Exercise input:
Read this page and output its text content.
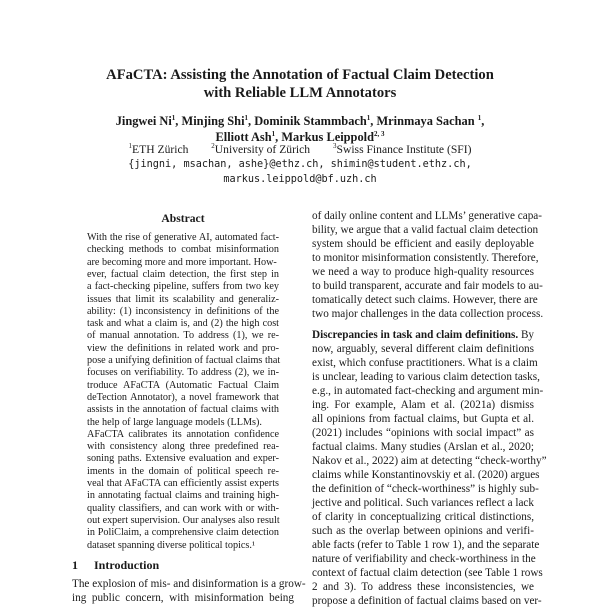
AFaCTA: Assisting the Annotation of Factual Claim Detection
with Reliable LLM Annotators
Jingwei Ni$^1$, Minjing Shi$^1$, Dominik Stammbach$^1$, Mrinmaya Sachan $^1$,
Elliott Ash$^1$, Markus Leippold$^{2, 3}$
$^1$ETH Zürich	$^2$University of Zürich	$^3$Swiss Finance Institute (SFI)
{jingni, msachan, ashe}@ethz.ch, shimin@student.ethz.ch,
markus.leippold@bf.uzh.ch
Abstract
With the rise of generative AI, automated fact-
checking methods to combat misinformation
are becoming more and more important. How-
ever, factual claim detection, the first step in
a fact-checking pipeline, suffers from two key
issues that limit its scalability and generaliz-
ability: (1) inconsistency in definitions of the
task and what a claim is, and (2) the high cost
of manual annotation. To address (1), we re-
view the definitions in related work and pro-
pose a unifying definition of factual claims that
focuses on verifiability. To address (2), we in-
troduce AFaCTA (Automatic Factual Claim
deTection Annotator), a novel framework that
assists in the annotation of factual claims with
the help of large language models (LLMs).
AFaCTA calibrates its annotation confidence
with consistency along three predefined rea-
soning paths. Extensive evaluation and exper-
iments in the domain of political speech re-
veal that AFaCTA can efficiently assist experts
in annotating factual claims and training high-
quality classifiers, and can work with or with-
out expert supervision. Our analyses also result
in PoliClaim, a comprehensive claim detection
dataset spanning diverse political topics.¹
1 Introduction
The explosion of mis- and disinformation is a grow-
ing public concern, with misinformation being
of daily online content and LLMs’ generative capa-
bility, we argue that a valid factual claim detection
system should be efficient and easily deployable
to monitor misinformation consistently. Therefore,
we need a way to produce high-quality resources
to build transparent, accurate and fair models to au-
tomatically detect such claims. However, there are
two major challenges in the data collection process.
Discrepancies in task and claim definitions. By
now, arguably, several different claim definitions
exist, which confuse practitioners. What is a claim
is unclear, leading to various claim detection tasks,
e.g., in automated fact-checking and argument min-
ing. For example, Alam et al. (2021a) dismiss
all opinions from factual claims, but Gupta et al.
(2021) includes “opinions with social impact” as
factual claims. Many studies (Arslan et al., 2020;
Nakov et al., 2022) aim at detecting “check-worthy”
claims while Konstantinovskiy et al. (2020) argues
the definition of “check-worthiness” is highly sub-
jective and political. Such variances reflect a lack
of clarity in conceptualizing critical distinctions,
such as the overlap between opinions and verifi-
able facts (refer to Table 1 row 1), and the separate
nature of verifiability and check-worthiness in the
context of factual claim detection (see Table 1 rows
2 and 3). To address these inconsistencies, we
propose a definition of factual claims based on ver-
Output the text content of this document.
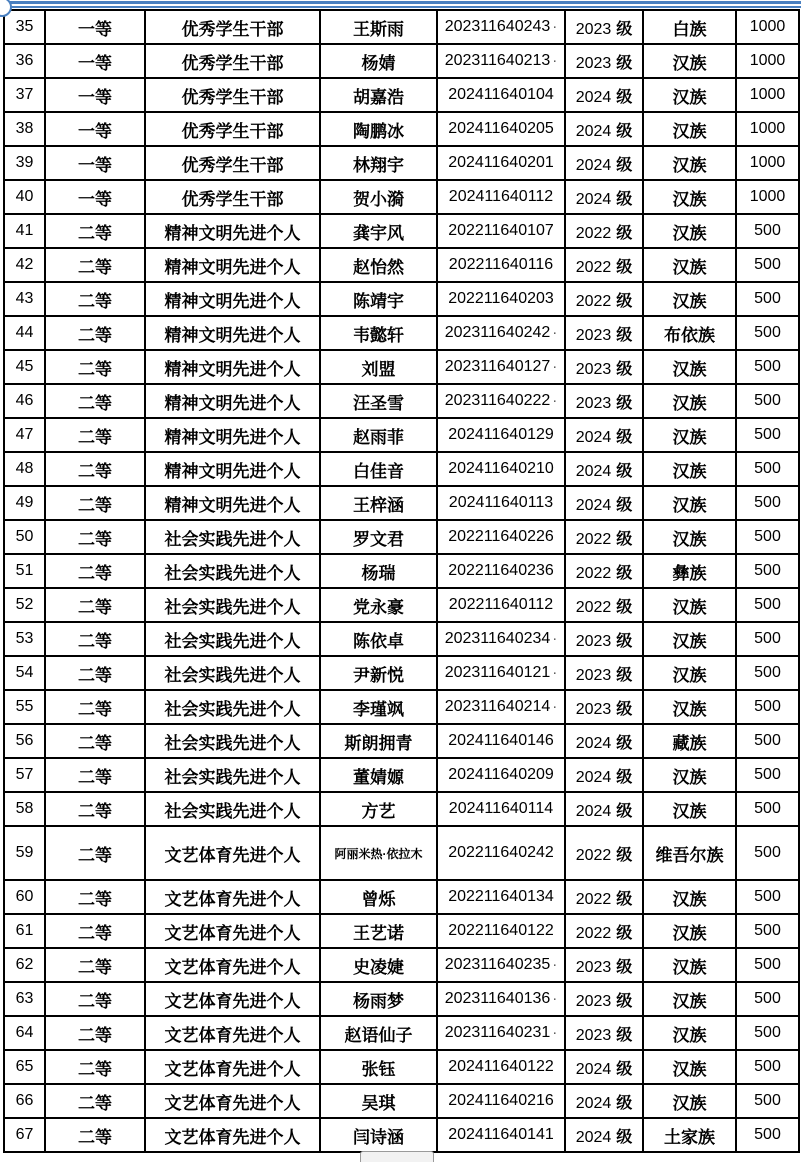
35	一等	优秀学生干部	王斯雨	202311640243 ·	2023 级	白族	1000
36	一等	优秀学生干部	杨婧	202311640213 ·	2023 级	汉族	1000
37	一等	优秀学生干部	胡嘉浩	202411640104	2024 级	汉族	1000
38	一等	优秀学生干部	陶鹏冰	202411640205	2024 级	汉族	1000
39	一等	优秀学生干部	林翔宇	202411640201	2024 级	汉族	1000
40	一等	优秀学生干部	贺小漪	202411640112	2024 级	汉族	1000
41	二等	精神文明先进个人	龚宇风	202211640107	2022 级	汉族	500
42	二等	精神文明先进个人	赵怡然	202211640116	2022 级	汉族	500
43	二等	精神文明先进个人	陈靖宇	202211640203	2022 级	汉族	500
44	二等	精神文明先进个人	韦懿轩	202311640242 ·	2023 级	布依族	500
45	二等	精神文明先进个人	刘盟	202311640127 ·	2023 级	汉族	500
46	二等	精神文明先进个人	汪圣雪	202311640222 ·	2023 级	汉族	500
47	二等	精神文明先进个人	赵雨菲	202411640129	2024 级	汉族	500
48	二等	精神文明先进个人	白佳音	202411640210	2024 级	汉族	500
49	二等	精神文明先进个人	王梓涵	202411640113	2024 级	汉族	500
50	二等	社会实践先进个人	罗文君	202211640226	2022 级	汉族	500
51	二等	社会实践先进个人	杨瑞	202211640236	2022 级	彝族	500
52	二等	社会实践先进个人	党永豪	202211640112	2022 级	汉族	500
53	二等	社会实践先进个人	陈依卓	202311640234 ·	2023 级	汉族	500
54	二等	社会实践先进个人	尹新悦	202311640121 ·	2023 级	汉族	500
55	二等	社会实践先进个人	李瑾飒	202311640214 ·	2023 级	汉族	500
56	二等	社会实践先进个人	斯朗拥青	202411640146	2024 级	藏族	500
57	二等	社会实践先进个人	董婧嫄	202411640209	2024 级	汉族	500
58	二等	社会实践先进个人	方艺	202411640114	2024 级	汉族	500
59	二等	文艺体育先进个人	阿丽米热·依拉木	202211640242	2022 级	维吾尔族	500
60	二等	文艺体育先进个人	曾烁	202211640134	2022 级	汉族	500
61	二等	文艺体育先进个人	王艺诺	202211640122	2022 级	汉族	500
62	二等	文艺体育先进个人	史凌婕	202311640235 ·	2023 级	汉族	500
63	二等	文艺体育先进个人	杨雨梦	202311640136 ·	2023 级	汉族	500
64	二等	文艺体育先进个人	赵语仙子	202311640231 ·	2023 级	汉族	500
65	二等	文艺体育先进个人	张钰	202411640122	2024 级	汉族	500
66	二等	文艺体育先进个人	吴琪	202411640216	2024 级	汉族	500
67	二等	文艺体育先进个人	闫诗涵	202411640141	2024 级	土家族	500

Directions:
Using the records above, copy exactly and only the lines from the line with "Output the text content of this document." through the end, both included; leave every picture out.

Answer to this problem:
Output the text content of this document.
35	一等	优秀学生干部	王斯雨	202311640243 ·	2023 级	白族	1000
36	一等	优秀学生干部	杨婧	202311640213 ·	2023 级	汉族	1000
37	一等	优秀学生干部	胡嘉浩	202411640104	2024 级	汉族	1000
38	一等	优秀学生干部	陶鹏冰	202411640205	2024 级	汉族	1000
39	一等	优秀学生干部	林翔宇	202411640201	2024 级	汉族	1000
40	一等	优秀学生干部	贺小漪	202411640112	2024 级	汉族	1000
41	二等	精神文明先进个人	龚宇风	202211640107	2022 级	汉族	500
42	二等	精神文明先进个人	赵怡然	202211640116	2022 级	汉族	500
43	二等	精神文明先进个人	陈靖宇	202211640203	2022 级	汉族	500
44	二等	精神文明先进个人	韦懿轩	202311640242 ·	2023 级	布依族	500
45	二等	精神文明先进个人	刘盟	202311640127 ·	2023 级	汉族	500
46	二等	精神文明先进个人	汪圣雪	202311640222 ·	2023 级	汉族	500
47	二等	精神文明先进个人	赵雨菲	202411640129	2024 级	汉族	500
48	二等	精神文明先进个人	白佳音	202411640210	2024 级	汉族	500
49	二等	精神文明先进个人	王梓涵	202411640113	2024 级	汉族	500
50	二等	社会实践先进个人	罗文君	202211640226	2022 级	汉族	500
51	二等	社会实践先进个人	杨瑞	202211640236	2022 级	彝族	500
52	二等	社会实践先进个人	党永豪	202211640112	2022 级	汉族	500
53	二等	社会实践先进个人	陈依卓	202311640234 ·	2023 级	汉族	500
54	二等	社会实践先进个人	尹新悦	202311640121 ·	2023 级	汉族	500
55	二等	社会实践先进个人	李瑾飒	202311640214 ·	2023 级	汉族	500
56	二等	社会实践先进个人	斯朗拥青	202411640146	2024 级	藏族	500
57	二等	社会实践先进个人	董婧嫄	202411640209	2024 级	汉族	500
58	二等	社会实践先进个人	方艺	202411640114	2024 级	汉族	500
59	二等	文艺体育先进个人	阿丽米热·依拉木	202211640242	2022 级	维吾尔族	500
60	二等	文艺体育先进个人	曾烁	202211640134	2022 级	汉族	500
61	二等	文艺体育先进个人	王艺诺	202211640122	2022 级	汉族	500
62	二等	文艺体育先进个人	史凌婕	202311640235 ·	2023 级	汉族	500
63	二等	文艺体育先进个人	杨雨梦	202311640136 ·	2023 级	汉族	500
64	二等	文艺体育先进个人	赵语仙子	202311640231 ·	2023 级	汉族	500
65	二等	文艺体育先进个人	张钰	202411640122	2024 级	汉族	500
66	二等	文艺体育先进个人	吴琪	202411640216	2024 级	汉族	500
67	二等	文艺体育先进个人	闫诗涵	202411640141	2024 级	土家族	500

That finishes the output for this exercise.